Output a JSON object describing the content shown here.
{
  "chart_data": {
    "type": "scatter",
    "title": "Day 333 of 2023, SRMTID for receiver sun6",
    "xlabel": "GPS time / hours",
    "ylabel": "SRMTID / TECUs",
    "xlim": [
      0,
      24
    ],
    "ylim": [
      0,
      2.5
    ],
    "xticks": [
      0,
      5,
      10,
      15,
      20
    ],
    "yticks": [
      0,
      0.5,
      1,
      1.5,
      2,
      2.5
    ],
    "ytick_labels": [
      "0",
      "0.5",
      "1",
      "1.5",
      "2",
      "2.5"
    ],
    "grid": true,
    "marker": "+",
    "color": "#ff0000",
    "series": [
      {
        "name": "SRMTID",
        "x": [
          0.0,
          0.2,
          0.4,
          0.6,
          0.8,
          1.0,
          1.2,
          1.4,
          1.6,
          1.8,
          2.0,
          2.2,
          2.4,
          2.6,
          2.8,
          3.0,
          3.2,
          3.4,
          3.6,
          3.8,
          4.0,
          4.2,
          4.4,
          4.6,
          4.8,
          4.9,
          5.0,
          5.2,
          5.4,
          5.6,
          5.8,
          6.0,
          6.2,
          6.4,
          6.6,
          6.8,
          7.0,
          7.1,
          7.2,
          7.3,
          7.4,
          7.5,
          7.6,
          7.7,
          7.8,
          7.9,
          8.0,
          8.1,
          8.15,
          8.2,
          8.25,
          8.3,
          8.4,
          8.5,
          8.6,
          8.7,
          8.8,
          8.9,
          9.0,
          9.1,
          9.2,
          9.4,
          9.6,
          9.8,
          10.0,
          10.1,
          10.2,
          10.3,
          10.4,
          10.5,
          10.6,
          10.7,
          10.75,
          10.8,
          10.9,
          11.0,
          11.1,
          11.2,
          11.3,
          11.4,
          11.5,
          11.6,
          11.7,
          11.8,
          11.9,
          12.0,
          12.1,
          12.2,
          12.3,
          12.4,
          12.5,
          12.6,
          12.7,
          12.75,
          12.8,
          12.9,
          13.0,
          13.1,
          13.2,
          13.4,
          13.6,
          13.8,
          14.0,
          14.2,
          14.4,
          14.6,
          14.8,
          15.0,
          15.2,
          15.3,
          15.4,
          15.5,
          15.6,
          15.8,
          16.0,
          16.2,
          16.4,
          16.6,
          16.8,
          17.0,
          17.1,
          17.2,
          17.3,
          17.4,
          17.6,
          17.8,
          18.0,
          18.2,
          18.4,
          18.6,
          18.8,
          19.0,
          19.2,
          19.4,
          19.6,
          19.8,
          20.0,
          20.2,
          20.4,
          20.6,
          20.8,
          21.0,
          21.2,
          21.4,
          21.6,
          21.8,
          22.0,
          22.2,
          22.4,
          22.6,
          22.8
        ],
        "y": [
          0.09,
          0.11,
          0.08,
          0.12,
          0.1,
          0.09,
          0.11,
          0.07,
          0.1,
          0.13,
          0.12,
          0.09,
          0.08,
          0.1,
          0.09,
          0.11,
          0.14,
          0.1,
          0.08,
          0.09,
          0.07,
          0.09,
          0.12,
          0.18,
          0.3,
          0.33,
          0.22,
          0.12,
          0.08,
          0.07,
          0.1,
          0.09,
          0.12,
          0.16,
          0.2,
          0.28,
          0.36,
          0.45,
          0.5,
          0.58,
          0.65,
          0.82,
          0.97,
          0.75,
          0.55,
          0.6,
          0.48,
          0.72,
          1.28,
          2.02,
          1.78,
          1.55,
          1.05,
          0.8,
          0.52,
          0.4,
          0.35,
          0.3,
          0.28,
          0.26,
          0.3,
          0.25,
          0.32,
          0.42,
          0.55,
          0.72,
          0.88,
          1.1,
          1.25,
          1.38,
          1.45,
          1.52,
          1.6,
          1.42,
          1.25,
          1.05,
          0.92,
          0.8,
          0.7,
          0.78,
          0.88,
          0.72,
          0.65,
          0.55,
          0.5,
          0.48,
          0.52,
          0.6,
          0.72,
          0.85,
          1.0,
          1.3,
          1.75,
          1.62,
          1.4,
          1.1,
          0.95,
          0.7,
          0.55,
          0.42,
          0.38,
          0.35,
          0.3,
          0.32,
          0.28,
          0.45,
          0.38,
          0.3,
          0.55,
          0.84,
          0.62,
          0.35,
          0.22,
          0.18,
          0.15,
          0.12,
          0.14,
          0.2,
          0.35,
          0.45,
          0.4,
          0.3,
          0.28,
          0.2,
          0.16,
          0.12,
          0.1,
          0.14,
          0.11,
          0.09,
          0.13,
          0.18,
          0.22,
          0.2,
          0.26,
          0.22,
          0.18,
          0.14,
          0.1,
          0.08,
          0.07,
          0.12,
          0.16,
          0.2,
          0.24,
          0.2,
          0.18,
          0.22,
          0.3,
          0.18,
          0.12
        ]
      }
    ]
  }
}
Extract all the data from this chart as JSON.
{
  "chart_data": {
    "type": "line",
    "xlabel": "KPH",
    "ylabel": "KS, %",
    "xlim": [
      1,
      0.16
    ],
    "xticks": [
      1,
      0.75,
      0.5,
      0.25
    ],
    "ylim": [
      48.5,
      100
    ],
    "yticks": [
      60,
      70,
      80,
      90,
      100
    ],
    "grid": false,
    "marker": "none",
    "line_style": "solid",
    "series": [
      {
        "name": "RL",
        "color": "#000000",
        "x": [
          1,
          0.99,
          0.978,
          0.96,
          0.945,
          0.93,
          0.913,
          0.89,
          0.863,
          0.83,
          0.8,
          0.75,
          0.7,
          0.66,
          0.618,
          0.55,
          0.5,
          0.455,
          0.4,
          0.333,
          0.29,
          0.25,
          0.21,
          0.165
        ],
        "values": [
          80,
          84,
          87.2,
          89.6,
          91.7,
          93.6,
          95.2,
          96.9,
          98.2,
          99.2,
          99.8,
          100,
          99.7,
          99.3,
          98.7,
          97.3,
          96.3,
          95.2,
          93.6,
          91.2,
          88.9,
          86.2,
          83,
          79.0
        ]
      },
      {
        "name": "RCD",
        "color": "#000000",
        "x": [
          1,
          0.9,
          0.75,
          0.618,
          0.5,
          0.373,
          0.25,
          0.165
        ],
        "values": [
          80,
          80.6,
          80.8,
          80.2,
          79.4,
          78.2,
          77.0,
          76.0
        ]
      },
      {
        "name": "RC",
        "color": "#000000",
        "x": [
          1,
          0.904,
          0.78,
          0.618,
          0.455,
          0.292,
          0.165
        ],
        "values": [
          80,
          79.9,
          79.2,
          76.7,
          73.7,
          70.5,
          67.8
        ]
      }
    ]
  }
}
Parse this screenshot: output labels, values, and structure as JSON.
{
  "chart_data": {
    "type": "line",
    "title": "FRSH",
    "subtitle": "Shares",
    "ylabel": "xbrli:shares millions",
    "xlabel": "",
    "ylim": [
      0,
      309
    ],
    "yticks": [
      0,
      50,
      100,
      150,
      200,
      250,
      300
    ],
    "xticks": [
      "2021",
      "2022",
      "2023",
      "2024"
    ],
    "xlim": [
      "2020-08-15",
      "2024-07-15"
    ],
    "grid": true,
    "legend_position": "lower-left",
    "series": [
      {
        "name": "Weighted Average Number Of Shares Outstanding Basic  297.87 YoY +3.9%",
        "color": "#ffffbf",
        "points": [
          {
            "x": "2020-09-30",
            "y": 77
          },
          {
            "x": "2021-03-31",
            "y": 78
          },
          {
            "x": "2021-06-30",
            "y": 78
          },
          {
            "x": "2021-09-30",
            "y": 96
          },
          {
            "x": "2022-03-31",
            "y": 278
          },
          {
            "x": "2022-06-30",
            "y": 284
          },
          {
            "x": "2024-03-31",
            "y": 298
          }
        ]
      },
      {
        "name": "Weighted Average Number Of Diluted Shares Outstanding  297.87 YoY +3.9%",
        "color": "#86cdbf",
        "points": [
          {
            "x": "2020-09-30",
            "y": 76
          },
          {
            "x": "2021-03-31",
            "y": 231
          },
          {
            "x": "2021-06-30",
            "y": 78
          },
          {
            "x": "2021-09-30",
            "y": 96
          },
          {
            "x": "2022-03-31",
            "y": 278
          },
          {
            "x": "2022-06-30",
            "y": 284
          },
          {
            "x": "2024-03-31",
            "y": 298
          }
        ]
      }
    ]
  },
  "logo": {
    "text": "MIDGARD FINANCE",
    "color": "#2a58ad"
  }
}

○ ○ ○ ○

**TASK BRIEF**
Show all lines above holding "name".

**EXERCISE OUTPUT**
        "name": "SRMTID",
        "name": "RL",
        "name": "RCD",
        "name": "RC",
        "name": "Weighted Average Number Of Shares Outstanding Basic  297.87 YoY +3.9%",
        "name": "Weighted Average Number Of Diluted Shares Outstanding  297.87 YoY +3.9%",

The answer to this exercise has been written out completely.